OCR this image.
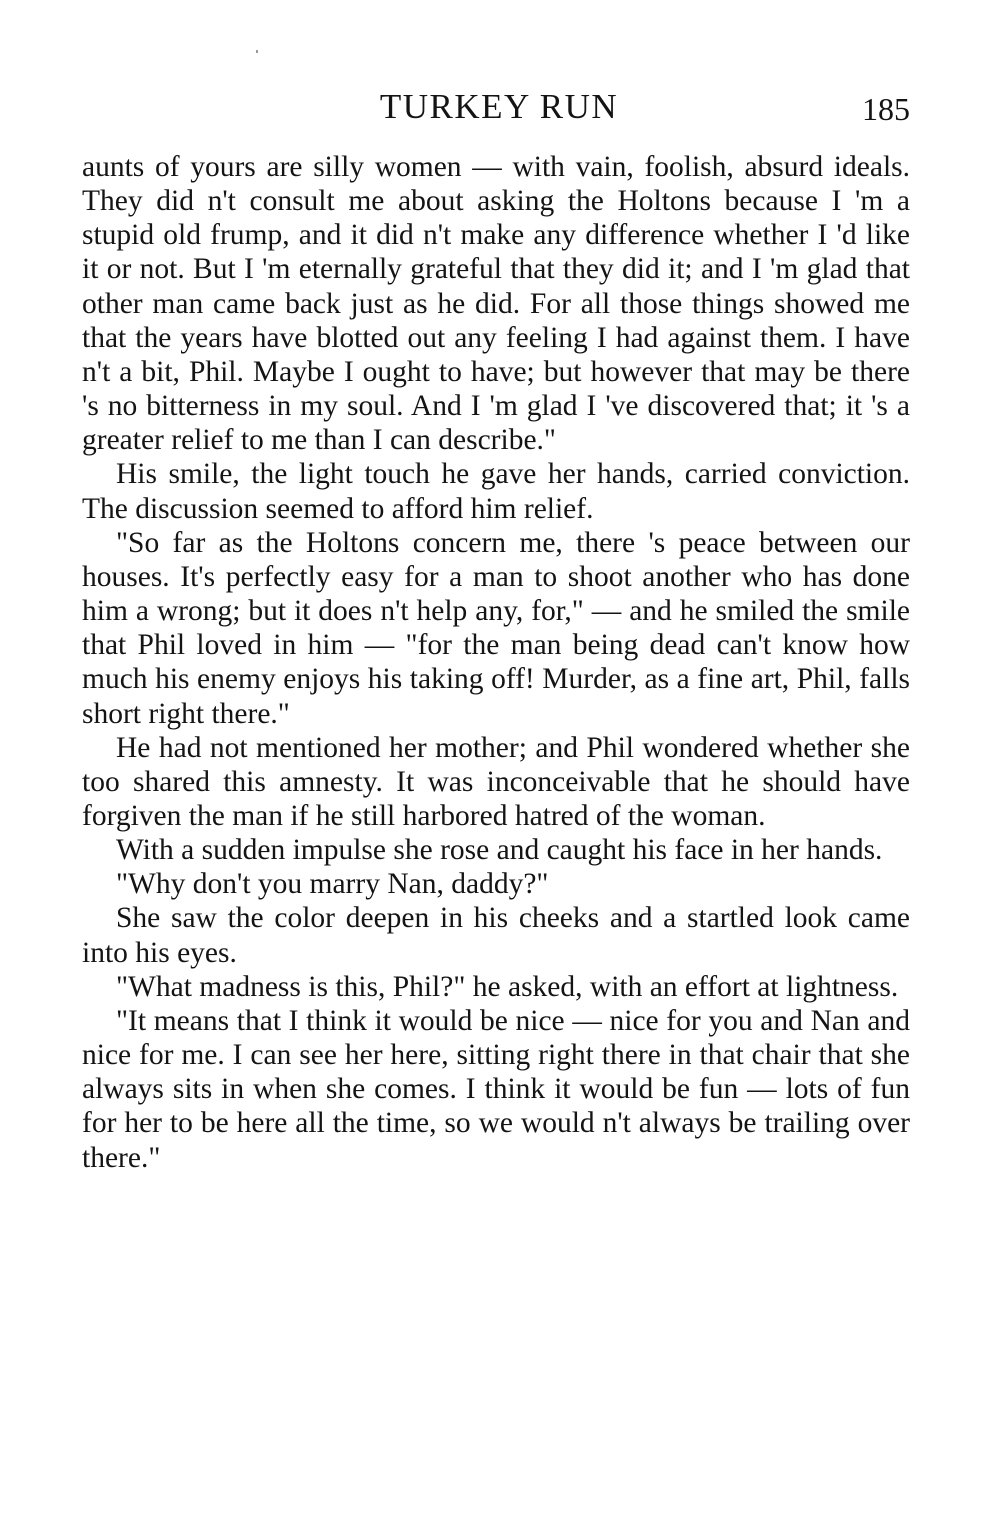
TURKEY RUN	185

aunts of yours are silly women — with vain, foolish, absurd ideals. They did n't consult me about asking the Holtons because I 'm a stupid old frump, and it did n't make any difference whether I 'd like it or not. But I 'm eternally grateful that they did it; and I 'm glad that other man came back just as he did. For all those things showed me that the years have blotted out any feeling I had against them. I have n't a bit, Phil. Maybe I ought to have; but however that may be there 's no bitterness in my soul. And I 'm glad I 've discovered that; it 's a greater relief to me than I can describe."

His smile, the light touch he gave her hands, carried conviction. The discussion seemed to afford him relief.

"So far as the Holtons concern me, there 's peace between our houses. It's perfectly easy for a man to shoot another who has done him a wrong; but it does n't help any, for," — and he smiled the smile that Phil loved in him — "for the man being dead can't know how much his enemy enjoys his taking off! Murder, as a fine art, Phil, falls short right there."

He had not mentioned her mother; and Phil wondered whether she too shared this amnesty. It was inconceivable that he should have forgiven the man if he still harbored hatred of the woman.

With a sudden impulse she rose and caught his face in her hands.

"Why don't you marry Nan, daddy?"

She saw the color deepen in his cheeks and a startled look came into his eyes.

"What madness is this, Phil?" he asked, with an effort at lightness.

"It means that I think it would be nice — nice for you and Nan and nice for me. I can see her here, sitting right there in that chair that she always sits in when she comes. I think it would be fun — lots of fun for her to be here all the time, so we would n't always be trailing over there."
——————————
-- DIRECTIONS --
Reproduce each entry precisely, dropping only the pictures.

-- ANSWER FOR THIS EXERCISE --
OCR this image.
TURKEY RUN	185

aunts of yours are silly women — with vain, foolish, absurd ideals. They did n't consult me about asking the Holtons because I 'm a stupid old frump, and it did n't make any difference whether I 'd like it or not. But I 'm eternally grateful that they did it; and I 'm glad that other man came back just as he did. For all those things showed me that the years have blotted out any feeling I had against them. I have n't a bit, Phil. Maybe I ought to have; but however that may be there 's no bitterness in my soul. And I 'm glad I 've discovered that; it 's a greater relief to me than I can describe."

His smile, the light touch he gave her hands, carried conviction. The discussion seemed to afford him relief.

"So far as the Holtons concern me, there 's peace between our houses. It's perfectly easy for a man to shoot another who has done him a wrong; but it does n't help any, for," — and he smiled the smile that Phil loved in him — "for the man being dead can't know how much his enemy enjoys his taking off! Murder, as a fine art, Phil, falls short right there."

He had not mentioned her mother; and Phil wondered whether she too shared this amnesty. It was inconceivable that he should have forgiven the man if he still harbored hatred of the woman.

With a sudden impulse she rose and caught his face in her hands.

"Why don't you marry Nan, daddy?"

She saw the color deepen in his cheeks and a startled look came into his eyes.

"What madness is this, Phil?" he asked, with an effort at lightness.

"It means that I think it would be nice — nice for you and Nan and nice for me. I can see her here, sitting right there in that chair that she always sits in when she comes. I think it would be fun — lots of fun for her to be here all the time, so we would n't always be trailing over there."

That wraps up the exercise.